AIM » Output all entries verbatim. Skip pictures.

Extracted records »
━━━━━━━━━━━━━━━━

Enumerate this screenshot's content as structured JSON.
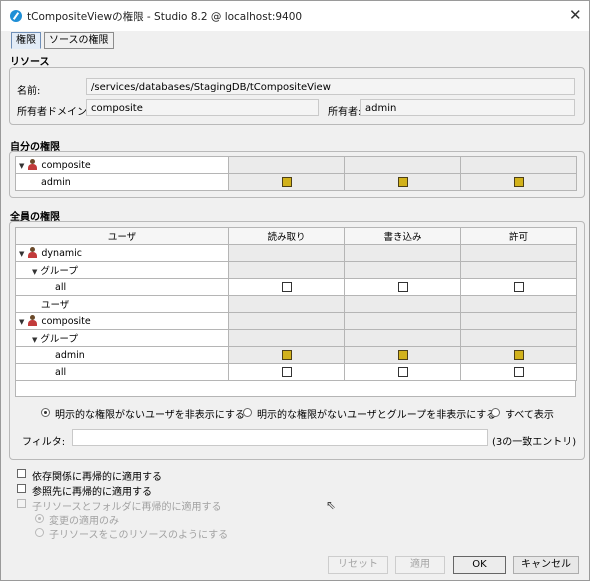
{
  "window": {
    "title": "tCompositeViewの権限 - Studio 8.2 @ localhost:9400"
  },
  "tabs": [
    "権限",
    "ソースの権限"
  ],
  "resource": {
    "section_label": "リソース",
    "name_label": "名前:",
    "name_value": "/services/databases/StagingDB/tCompositeView",
    "domain_label": "所有者ドメイン:",
    "domain_value": "composite",
    "owner_label": "所有者:",
    "owner_value": "admin"
  },
  "my_permissions": {
    "section_label": "自分の権限",
    "group_name": "composite",
    "user_name": "admin"
  },
  "all_permissions": {
    "section_label": "全員の権限",
    "columns": [
      "ユーザ",
      "読み取り",
      "書き込み",
      "許可"
    ],
    "rows": [
      {
        "label": "dynamic",
        "type": "domain"
      },
      {
        "label": "グループ",
        "type": "group-header"
      },
      {
        "label": "all",
        "type": "item",
        "checks": [
          false,
          false,
          false
        ]
      },
      {
        "label": "ユーザ",
        "type": "user-header"
      },
      {
        "label": "composite",
        "type": "domain"
      },
      {
        "label": "グループ",
        "type": "group-header"
      },
      {
        "label": "admin",
        "type": "item",
        "checks": [
          true,
          true,
          true
        ]
      },
      {
        "label": "all",
        "type": "item",
        "checks": [
          false,
          false,
          false
        ]
      }
    ],
    "filter_options": [
      "明示的な権限がないユーザを非表示にする",
      "明示的な権限がないユーザとグループを非表示にする",
      "すべて表示"
    ],
    "selected_filter": 0,
    "filter_label": "フィルタ:",
    "filter_value": "",
    "filter_count": "(3の一致エントリ)"
  },
  "options": {
    "apply_dependencies": "依存関係に再帰的に適用する",
    "apply_references": "参照先に再帰的に適用する",
    "apply_children": "子リソースとフォルダに再帰的に適用する",
    "change_only": "変更の適用のみ",
    "make_like": "子リソースをこのリソースのようにする"
  },
  "buttons": {
    "reset": "リセット",
    "apply": "適用",
    "ok": "OK",
    "cancel": "キャンセル"
  },
  "colors": {
    "checked_fill": "#d2b21b",
    "tab_active": "#e3ecf7"
  }
}
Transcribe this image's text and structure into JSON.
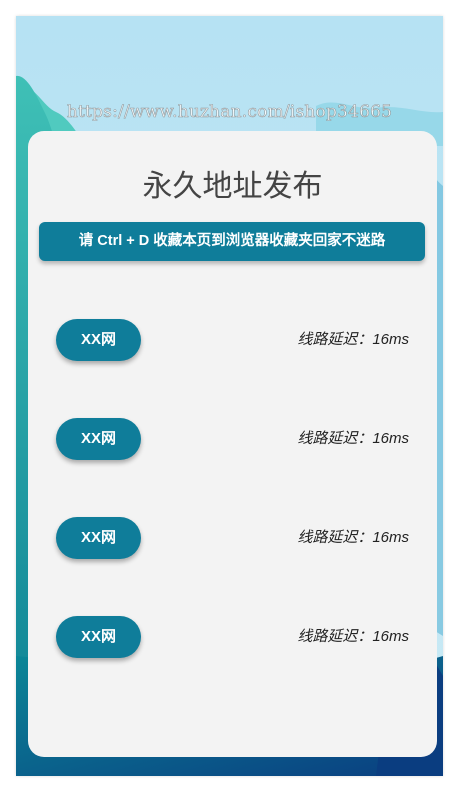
{
  "page": {
    "watermark": "https://www.huzhan.com/ishop34665",
    "title": "永久地址发布",
    "notice": "请 Ctrl + D 收藏本页到浏览器收藏夹回家不迷路"
  },
  "routes": [
    {
      "label": "XX网",
      "latency": "线路延迟：16ms"
    },
    {
      "label": "XX网",
      "latency": "线路延迟：16ms"
    },
    {
      "label": "XX网",
      "latency": "线路延迟：16ms"
    },
    {
      "label": "XX网",
      "latency": "线路延迟：16ms"
    }
  ],
  "colors": {
    "accent": "#0f7d9a",
    "card": "#f3f3f3",
    "sky": "#b6e2f3"
  }
}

━━━━━━━━━━━━━━━━

EXERCISE ANSWER »
Enumerate this screenshot's content as structured JSON.
{
  "window": {
    "title": "tCompositeViewの権限 - Studio 8.2 @ localhost:9400"
  },
  "tabs": [
    "権限",
    "ソースの権限"
  ],
  "resource": {
    "section_label": "リソース",
    "name_label": "名前:",
    "name_value": "/services/databases/StagingDB/tCompositeView",
    "domain_label": "所有者ドメイン:",
    "domain_value": "composite",
    "owner_label": "所有者:",
    "owner_value": "admin"
  },
  "my_permissions": {
    "section_label": "自分の権限",
    "group_name": "composite",
    "user_name": "admin"
  },
  "all_permissions": {
    "section_label": "全員の権限",
    "columns": [
      "ユーザ",
      "読み取り",
      "書き込み",
      "許可"
    ],
    "rows": [
      {
        "label": "dynamic",
        "type": "domain"
      },
      {
        "label": "グループ",
        "type": "group-header"
      },
      {
        "label": "all",
        "type": "item",
        "checks": [
          false,
          false,
          false
        ]
      },
      {
        "label": "ユーザ",
        "type": "user-header"
      },
      {
        "label": "composite",
        "type": "domain"
      },
      {
        "label": "グループ",
        "type": "group-header"
      },
      {
        "label": "admin",
        "type": "item",
        "checks": [
          true,
          true,
          true
        ]
      },
      {
        "label": "all",
        "type": "item",
        "checks": [
          false,
          false,
          false
        ]
      }
    ],
    "filter_options": [
      "明示的な権限がないユーザを非表示にする",
      "明示的な権限がないユーザとグループを非表示にする",
      "すべて表示"
    ],
    "selected_filter": 0,
    "filter_label": "フィルタ:",
    "filter_value": "",
    "filter_count": "(3の一致エントリ)"
  },
  "options": {
    "apply_dependencies": "依存関係に再帰的に適用する",
    "apply_references": "参照先に再帰的に適用する",
    "apply_children": "子リソースとフォルダに再帰的に適用する",
    "change_only": "変更の適用のみ",
    "make_like": "子リソースをこのリソースのようにする"
  },
  "buttons": {
    "reset": "リセット",
    "apply": "適用",
    "ok": "OK",
    "cancel": "キャンセル"
  },
  "colors": {
    "checked_fill": "#d2b21b",
    "tab_active": "#e3ecf7"
  }
}
Transcribe this image's text and structure into JSON.
{
  "page": {
    "watermark": "https://www.huzhan.com/ishop34665",
    "title": "永久地址发布",
    "notice": "请 Ctrl + D 收藏本页到浏览器收藏夹回家不迷路"
  },
  "routes": [
    {
      "label": "XX网",
      "latency": "线路延迟：16ms"
    },
    {
      "label": "XX网",
      "latency": "线路延迟：16ms"
    },
    {
      "label": "XX网",
      "latency": "线路延迟：16ms"
    },
    {
      "label": "XX网",
      "latency": "线路延迟：16ms"
    }
  ],
  "colors": {
    "accent": "#0f7d9a",
    "card": "#f3f3f3",
    "sky": "#b6e2f3"
  }
}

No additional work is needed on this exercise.